### DOCUMENT TEXT
While much of the current anti-vaccination movement is rooted in the since discredited research of former British physician Andrew Wakefield, fears of vaccines are nothing new. In the 1920s, there was a movement against mandatory vaccination that culminated in a local mob in Georgetown, Delaware forcibly removing health workers who had arrived to provide vaccinations.

“The whole concept of vaccines is ‘counter-intuitive’ to the human mind,” Ahmadi explains. “What we’re basically saying is that there’s a deadly disease that could kill you if it enters your body, but that if you get a little bit of it then you’ll be protected. It’s a natural instinct to want to run away quickly without looking back.”

Nonetheless, the widespread dissemination of vaccines is unquestionably one of the greatest breakthroughs – medical or otherwise – in human history. The practice of vaccination has helped quell pandemics and extend life expectancies around the world.

Common vaccines

The Centers for Disease Control and Prevention (CDC) lists 17 viruses that can be prevented with vaccines: chickenpox (varicella), diphtheria, the flu (influenza), hepatitis A and B, Hib (Haemophilus influenzae type b), HPV (human papillomavirus), measles, meningococcal, mumps, pneumococcal, polio (Poliomyelitis), rotavirus, rubella (German measles), shingles (herpes zoster), tetanus (lockjaw) and whooping cough (pertussis).

Some of these diseases still appear throughout the world, while others are rare or only common in the developing world. The CDC recommends all children younger than 18 months receive at least one vaccine dose for nearly all the diseases listed above. They recommend children between 11 and 12 receive the HPV and meningococcal vaccines unless they are in a high-risk group.

While only two diseases have been eradicated, Admadi is hopeful others will soon topple.

“Perhaps we will see the eradication of Polio and measles soon. But eradication is challenging and not easily achieved. The cornerstone of any eradication strategy is high vaccination coverage. We must vaccinate the eligible population through routine immunization. The effectiveness of a vaccine and the attitudes of a population toward accepting it are two of the most important challenges for any eradication strategy.”

Should you get the COVID-19 vaccine?

### EXCERPTED RECORDS
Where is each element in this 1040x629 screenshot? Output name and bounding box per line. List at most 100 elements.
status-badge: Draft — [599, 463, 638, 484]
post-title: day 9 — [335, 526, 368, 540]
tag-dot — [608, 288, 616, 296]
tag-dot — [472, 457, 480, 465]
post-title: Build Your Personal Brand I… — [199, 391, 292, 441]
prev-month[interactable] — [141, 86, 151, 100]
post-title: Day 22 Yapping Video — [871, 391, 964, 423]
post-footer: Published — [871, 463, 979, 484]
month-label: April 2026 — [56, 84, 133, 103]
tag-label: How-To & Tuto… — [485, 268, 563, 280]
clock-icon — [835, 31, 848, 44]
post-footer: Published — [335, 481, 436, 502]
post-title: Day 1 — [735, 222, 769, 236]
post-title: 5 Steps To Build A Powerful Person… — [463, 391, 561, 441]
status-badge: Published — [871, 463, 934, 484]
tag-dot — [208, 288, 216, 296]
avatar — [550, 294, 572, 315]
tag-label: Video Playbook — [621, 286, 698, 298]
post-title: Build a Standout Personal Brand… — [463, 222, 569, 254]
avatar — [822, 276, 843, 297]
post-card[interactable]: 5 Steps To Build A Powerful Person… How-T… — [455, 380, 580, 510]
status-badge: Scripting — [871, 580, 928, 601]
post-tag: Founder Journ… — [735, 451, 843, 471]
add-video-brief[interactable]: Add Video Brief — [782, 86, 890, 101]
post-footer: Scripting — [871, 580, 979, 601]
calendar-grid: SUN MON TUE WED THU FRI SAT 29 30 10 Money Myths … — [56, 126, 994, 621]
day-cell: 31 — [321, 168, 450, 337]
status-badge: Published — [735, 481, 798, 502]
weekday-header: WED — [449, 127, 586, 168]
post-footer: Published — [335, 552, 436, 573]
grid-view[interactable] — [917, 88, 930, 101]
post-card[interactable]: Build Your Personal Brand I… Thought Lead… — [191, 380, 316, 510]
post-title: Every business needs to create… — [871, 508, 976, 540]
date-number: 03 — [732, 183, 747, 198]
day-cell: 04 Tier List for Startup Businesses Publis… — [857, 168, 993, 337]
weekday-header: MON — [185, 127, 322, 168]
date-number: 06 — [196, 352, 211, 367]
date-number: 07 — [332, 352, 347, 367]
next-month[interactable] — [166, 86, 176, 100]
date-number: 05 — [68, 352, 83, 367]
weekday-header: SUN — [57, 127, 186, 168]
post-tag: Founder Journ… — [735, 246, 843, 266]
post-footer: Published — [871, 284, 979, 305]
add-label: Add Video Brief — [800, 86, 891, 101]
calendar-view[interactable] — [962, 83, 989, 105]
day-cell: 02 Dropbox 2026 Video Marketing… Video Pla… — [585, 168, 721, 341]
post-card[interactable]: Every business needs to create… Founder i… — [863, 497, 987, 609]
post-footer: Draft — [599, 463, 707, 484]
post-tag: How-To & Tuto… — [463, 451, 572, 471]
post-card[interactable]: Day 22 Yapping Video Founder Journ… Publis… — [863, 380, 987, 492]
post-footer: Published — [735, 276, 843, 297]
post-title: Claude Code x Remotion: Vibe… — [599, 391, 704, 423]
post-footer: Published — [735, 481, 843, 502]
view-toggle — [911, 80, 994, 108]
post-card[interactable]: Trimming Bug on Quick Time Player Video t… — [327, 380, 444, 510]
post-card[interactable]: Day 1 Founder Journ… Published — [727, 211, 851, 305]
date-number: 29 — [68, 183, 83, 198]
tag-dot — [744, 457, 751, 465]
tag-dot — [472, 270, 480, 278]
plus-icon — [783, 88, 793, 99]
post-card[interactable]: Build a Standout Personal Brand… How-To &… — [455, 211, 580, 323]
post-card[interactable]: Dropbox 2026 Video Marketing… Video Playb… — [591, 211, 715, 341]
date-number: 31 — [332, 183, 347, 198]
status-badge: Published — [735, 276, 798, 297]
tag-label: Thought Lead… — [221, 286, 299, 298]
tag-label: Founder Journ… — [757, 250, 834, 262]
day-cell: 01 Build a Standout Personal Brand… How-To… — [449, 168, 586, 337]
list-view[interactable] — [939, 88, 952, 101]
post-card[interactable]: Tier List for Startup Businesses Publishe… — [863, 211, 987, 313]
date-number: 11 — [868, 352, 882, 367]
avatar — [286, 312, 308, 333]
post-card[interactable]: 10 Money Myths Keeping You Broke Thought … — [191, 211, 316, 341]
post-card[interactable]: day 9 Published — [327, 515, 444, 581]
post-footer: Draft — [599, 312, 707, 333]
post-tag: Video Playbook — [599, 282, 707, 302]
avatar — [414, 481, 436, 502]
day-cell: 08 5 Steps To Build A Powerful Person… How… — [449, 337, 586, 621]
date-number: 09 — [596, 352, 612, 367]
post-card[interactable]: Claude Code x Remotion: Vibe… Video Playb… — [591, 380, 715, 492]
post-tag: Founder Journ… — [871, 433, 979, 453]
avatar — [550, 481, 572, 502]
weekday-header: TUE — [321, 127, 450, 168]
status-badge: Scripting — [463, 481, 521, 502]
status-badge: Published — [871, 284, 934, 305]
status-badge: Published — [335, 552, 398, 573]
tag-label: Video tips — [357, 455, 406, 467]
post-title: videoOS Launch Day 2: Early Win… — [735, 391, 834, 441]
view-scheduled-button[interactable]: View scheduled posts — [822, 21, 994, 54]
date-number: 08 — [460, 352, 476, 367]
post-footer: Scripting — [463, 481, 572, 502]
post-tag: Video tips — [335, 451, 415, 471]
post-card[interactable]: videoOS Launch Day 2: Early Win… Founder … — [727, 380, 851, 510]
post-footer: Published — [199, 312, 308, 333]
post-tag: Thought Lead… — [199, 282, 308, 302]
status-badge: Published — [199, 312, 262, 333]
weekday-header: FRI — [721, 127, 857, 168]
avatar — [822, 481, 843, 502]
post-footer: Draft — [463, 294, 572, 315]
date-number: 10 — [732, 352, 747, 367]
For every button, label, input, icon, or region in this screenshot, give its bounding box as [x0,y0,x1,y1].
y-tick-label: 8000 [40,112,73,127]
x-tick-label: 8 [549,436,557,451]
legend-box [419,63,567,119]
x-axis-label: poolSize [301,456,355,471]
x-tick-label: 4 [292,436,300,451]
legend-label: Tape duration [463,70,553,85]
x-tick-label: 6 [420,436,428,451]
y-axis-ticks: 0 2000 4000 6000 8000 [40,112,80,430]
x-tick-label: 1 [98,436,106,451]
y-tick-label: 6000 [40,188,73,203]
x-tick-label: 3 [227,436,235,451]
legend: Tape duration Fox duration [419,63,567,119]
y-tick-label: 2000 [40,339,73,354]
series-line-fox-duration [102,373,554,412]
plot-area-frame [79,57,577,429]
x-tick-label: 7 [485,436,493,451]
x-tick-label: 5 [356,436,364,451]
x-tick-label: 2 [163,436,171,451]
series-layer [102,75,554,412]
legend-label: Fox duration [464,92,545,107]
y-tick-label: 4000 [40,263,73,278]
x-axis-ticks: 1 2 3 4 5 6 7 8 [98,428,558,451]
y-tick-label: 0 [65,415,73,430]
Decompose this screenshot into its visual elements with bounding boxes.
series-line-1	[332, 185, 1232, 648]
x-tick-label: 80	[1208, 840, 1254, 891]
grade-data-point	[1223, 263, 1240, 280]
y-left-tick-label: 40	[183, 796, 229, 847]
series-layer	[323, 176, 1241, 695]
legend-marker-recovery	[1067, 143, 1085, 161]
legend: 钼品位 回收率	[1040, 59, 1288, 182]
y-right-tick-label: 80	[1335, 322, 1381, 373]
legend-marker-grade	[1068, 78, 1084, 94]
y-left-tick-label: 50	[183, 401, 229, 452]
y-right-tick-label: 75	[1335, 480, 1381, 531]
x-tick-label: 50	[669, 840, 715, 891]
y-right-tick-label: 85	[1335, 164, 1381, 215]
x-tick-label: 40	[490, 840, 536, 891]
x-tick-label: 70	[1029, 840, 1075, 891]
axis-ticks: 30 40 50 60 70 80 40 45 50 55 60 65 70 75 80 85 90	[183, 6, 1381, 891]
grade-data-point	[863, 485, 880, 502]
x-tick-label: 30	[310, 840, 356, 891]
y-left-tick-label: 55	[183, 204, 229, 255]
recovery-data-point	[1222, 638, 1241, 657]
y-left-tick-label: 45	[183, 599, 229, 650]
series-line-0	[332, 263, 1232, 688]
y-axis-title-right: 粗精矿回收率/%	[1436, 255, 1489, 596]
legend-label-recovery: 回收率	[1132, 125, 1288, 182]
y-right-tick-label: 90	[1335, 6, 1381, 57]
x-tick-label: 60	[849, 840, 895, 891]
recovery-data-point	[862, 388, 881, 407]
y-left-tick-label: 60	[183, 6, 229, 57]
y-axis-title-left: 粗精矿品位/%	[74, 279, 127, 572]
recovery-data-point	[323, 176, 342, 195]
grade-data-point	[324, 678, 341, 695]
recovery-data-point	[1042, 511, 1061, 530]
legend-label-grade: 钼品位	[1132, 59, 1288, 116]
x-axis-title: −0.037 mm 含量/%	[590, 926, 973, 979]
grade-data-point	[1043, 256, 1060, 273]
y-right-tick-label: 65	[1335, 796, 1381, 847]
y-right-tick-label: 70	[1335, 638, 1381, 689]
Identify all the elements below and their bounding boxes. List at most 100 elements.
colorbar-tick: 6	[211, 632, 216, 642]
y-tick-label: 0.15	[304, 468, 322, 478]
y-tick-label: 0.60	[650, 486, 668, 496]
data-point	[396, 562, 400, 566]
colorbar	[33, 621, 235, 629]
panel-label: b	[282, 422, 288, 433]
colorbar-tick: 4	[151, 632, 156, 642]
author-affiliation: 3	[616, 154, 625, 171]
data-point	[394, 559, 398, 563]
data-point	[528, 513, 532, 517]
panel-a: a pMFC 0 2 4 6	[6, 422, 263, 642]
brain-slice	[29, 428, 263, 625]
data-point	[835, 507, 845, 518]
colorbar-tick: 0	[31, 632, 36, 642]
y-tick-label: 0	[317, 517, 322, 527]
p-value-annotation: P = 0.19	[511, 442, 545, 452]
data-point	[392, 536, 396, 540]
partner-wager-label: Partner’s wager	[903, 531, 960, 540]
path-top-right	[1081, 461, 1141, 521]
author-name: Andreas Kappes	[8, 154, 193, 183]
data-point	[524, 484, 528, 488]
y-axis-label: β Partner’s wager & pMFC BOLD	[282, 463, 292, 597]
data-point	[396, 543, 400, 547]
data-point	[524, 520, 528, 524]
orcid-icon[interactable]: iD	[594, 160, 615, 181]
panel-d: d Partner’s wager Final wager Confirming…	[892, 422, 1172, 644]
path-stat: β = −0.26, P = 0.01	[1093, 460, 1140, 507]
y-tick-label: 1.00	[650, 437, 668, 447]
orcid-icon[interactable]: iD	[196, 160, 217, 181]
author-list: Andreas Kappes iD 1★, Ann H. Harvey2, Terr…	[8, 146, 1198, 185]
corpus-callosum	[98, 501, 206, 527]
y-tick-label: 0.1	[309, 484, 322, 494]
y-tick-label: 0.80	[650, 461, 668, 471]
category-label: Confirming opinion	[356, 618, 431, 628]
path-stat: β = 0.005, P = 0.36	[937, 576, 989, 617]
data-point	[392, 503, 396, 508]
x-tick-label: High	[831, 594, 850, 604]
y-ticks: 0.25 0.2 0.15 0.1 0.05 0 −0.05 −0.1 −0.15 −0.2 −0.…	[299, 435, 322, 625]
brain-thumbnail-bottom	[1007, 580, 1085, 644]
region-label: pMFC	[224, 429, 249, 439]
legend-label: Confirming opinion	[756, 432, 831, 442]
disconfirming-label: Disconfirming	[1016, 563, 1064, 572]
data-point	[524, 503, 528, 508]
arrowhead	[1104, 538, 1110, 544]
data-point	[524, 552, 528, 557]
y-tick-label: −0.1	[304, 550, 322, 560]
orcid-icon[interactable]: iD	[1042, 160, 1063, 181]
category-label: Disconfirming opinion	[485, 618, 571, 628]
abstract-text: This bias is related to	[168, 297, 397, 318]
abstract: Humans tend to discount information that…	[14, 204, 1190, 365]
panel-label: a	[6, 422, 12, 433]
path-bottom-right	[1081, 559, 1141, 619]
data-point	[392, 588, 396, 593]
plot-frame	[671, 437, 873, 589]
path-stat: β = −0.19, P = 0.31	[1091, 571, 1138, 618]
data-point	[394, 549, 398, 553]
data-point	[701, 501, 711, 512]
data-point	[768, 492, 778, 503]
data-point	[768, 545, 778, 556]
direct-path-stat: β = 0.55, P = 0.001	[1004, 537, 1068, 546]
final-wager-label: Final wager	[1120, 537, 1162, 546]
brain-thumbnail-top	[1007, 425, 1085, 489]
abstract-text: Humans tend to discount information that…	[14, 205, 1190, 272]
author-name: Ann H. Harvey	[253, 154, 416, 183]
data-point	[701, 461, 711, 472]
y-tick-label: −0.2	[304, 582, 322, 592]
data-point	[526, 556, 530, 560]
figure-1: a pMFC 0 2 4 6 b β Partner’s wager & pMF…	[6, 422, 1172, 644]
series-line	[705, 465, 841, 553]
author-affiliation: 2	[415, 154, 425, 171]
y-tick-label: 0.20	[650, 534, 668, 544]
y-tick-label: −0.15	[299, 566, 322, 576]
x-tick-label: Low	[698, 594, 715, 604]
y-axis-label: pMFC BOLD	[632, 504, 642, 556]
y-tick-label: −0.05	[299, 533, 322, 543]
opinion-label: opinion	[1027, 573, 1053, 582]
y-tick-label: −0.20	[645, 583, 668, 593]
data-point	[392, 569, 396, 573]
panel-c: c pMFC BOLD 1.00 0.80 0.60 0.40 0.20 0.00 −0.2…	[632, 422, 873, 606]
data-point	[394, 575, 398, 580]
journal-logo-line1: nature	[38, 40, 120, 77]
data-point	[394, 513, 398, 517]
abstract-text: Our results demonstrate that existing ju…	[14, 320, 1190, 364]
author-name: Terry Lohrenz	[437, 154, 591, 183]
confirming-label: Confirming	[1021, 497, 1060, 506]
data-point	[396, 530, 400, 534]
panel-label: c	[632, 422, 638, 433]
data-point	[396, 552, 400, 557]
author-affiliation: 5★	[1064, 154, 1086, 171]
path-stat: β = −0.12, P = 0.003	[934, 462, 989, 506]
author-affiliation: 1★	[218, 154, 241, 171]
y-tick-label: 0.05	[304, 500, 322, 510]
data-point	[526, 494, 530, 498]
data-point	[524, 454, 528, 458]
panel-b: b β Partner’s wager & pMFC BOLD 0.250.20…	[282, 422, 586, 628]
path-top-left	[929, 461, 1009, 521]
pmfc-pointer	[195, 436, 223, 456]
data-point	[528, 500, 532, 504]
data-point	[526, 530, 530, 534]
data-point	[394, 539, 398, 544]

### TASK LIST
**a.** From the passage on vaccines, list every disease on the CDC's list whose main name (not the name in parentheses) begins with the letter "m."
**b.** Set down everything in the passage on vaccines from "The Centers for" down to "will soon topple.", with the wording unchanged.
**c.** According to the passage on vaccines, where did a local mob forcibly remove health workers in the 1920s?

### EXERCISE SOLUTIONS
**a.** measles, meningococcal, mumps

**b.**
The Centers for Disease Control and Prevention (CDC) lists 17 viruses that can be prevented with vaccines: chickenpox (varicella), diphtheria, the flu (influenza), hepatitis A and B, Hib (Haemophilus influenzae type b), HPV (human papillomavirus), measles, meningococcal, mumps, pneumococcal, polio (Poliomyelitis), rotavirus, rubella (German measles), shingles (herpes zoster), tetanus (lockjaw) and whooping cough (pertussis).

Some of these diseases still appear throughout the world, while others are rare or only common in the developing world. The CDC recommends all children younger than 18 months receive at least one vaccine dose for nearly all the diseases listed above. They recommend children between 11 and 12 receive the HPV and meningococcal vaccines unless they are in a high-risk group.

While only two diseases have been eradicated, Admadi is hopeful others will soon topple.

**c.** Georgetown, Delaware